Keep only those lines of the records that include the string "Развитие".

--- begin ---

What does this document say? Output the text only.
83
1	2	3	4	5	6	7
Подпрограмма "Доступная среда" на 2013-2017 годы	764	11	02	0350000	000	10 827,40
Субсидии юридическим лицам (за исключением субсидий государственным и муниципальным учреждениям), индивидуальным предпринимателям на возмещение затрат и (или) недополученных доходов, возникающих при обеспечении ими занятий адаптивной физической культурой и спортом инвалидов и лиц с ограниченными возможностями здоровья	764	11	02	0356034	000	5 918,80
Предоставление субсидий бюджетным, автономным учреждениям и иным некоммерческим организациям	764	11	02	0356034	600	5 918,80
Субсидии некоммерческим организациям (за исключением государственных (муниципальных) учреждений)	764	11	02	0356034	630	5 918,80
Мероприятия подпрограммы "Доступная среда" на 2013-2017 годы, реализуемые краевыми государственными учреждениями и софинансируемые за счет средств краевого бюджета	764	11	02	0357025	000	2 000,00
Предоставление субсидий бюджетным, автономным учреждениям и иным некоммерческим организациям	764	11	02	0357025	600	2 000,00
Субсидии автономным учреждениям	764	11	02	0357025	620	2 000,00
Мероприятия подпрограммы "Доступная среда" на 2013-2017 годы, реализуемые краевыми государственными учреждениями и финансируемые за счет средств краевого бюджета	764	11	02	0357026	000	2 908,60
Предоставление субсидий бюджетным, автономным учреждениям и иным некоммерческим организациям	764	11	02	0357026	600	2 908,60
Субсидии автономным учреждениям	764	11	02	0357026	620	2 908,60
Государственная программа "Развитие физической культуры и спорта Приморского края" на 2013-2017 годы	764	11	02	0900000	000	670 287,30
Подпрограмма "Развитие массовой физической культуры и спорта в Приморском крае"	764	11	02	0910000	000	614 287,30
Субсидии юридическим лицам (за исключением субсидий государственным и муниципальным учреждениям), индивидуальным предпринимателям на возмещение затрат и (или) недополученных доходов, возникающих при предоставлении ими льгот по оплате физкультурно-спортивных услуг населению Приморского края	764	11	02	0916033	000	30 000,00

--- end ---

_Task response_
Государственная программа "Развитие физической культуры и спорта Приморского края" на 2013-2017 годы	764	11	02	0900000	000	670 287,30
Подпрограмма "Развитие массовой физической культуры и спорта в Приморском крае"	764	11	02	0910000	000	614 287,30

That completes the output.